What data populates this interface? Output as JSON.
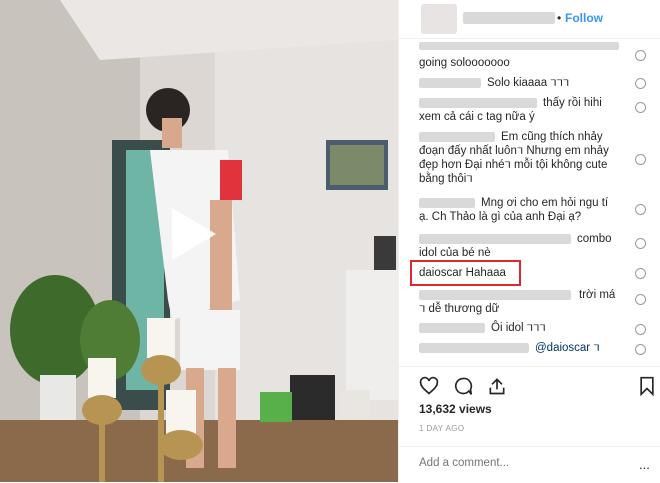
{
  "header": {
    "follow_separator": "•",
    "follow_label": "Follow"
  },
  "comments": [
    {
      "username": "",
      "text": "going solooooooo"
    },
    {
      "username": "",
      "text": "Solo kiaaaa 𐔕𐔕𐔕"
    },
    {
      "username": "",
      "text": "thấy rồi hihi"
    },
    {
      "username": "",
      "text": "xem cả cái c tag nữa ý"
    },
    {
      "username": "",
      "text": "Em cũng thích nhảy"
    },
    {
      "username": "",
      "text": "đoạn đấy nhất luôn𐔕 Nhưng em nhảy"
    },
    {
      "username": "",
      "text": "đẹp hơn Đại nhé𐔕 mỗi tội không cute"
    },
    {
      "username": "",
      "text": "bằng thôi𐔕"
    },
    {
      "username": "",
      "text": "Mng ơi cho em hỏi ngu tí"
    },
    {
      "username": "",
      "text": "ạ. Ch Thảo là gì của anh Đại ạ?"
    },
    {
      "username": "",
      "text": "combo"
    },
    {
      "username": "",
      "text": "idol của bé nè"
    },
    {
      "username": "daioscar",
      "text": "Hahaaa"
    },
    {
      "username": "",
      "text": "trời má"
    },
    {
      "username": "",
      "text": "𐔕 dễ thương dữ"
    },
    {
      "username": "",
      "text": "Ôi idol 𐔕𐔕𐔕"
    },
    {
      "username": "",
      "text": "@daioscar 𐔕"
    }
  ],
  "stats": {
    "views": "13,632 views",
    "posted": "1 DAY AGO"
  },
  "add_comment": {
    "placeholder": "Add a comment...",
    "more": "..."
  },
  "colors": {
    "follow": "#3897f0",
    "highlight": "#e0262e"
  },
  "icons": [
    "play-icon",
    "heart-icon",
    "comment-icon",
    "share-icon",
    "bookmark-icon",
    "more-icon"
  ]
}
----
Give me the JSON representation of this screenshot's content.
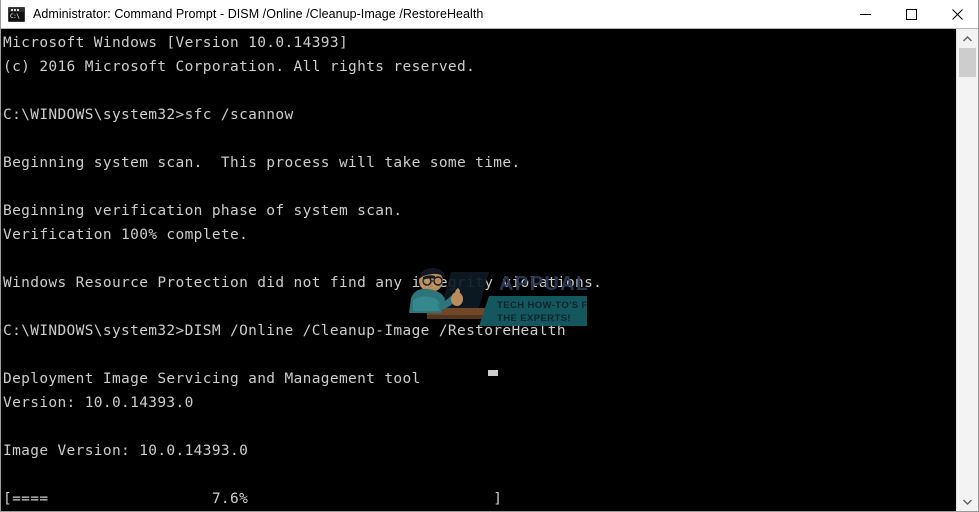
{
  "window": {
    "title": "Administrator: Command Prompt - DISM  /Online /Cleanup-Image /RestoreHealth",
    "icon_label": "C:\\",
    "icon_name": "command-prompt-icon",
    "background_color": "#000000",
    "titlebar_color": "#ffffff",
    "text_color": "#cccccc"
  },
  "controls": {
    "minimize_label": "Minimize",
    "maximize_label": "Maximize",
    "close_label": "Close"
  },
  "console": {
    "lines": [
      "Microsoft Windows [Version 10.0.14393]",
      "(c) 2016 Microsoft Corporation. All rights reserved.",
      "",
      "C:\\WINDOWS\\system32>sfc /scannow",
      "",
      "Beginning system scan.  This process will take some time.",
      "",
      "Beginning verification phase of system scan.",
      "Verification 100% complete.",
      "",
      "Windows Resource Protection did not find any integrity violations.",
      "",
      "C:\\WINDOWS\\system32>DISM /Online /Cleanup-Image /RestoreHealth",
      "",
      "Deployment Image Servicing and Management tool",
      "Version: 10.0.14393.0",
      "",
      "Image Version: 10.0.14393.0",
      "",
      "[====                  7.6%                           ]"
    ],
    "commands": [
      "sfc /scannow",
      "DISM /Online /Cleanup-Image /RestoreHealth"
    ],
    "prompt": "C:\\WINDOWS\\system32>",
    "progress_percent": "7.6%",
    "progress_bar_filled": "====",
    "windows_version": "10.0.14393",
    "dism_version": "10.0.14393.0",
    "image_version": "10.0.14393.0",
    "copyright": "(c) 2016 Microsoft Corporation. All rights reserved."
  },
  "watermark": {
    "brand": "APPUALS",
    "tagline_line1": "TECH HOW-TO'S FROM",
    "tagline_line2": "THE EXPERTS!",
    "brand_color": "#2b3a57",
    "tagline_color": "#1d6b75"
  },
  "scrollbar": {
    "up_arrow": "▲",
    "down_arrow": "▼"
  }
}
----
> Written exercise: A line counts if it holds the word "Microsoft". Work out how many lines in the listing count, and give only that number.

> Answer for the task: 3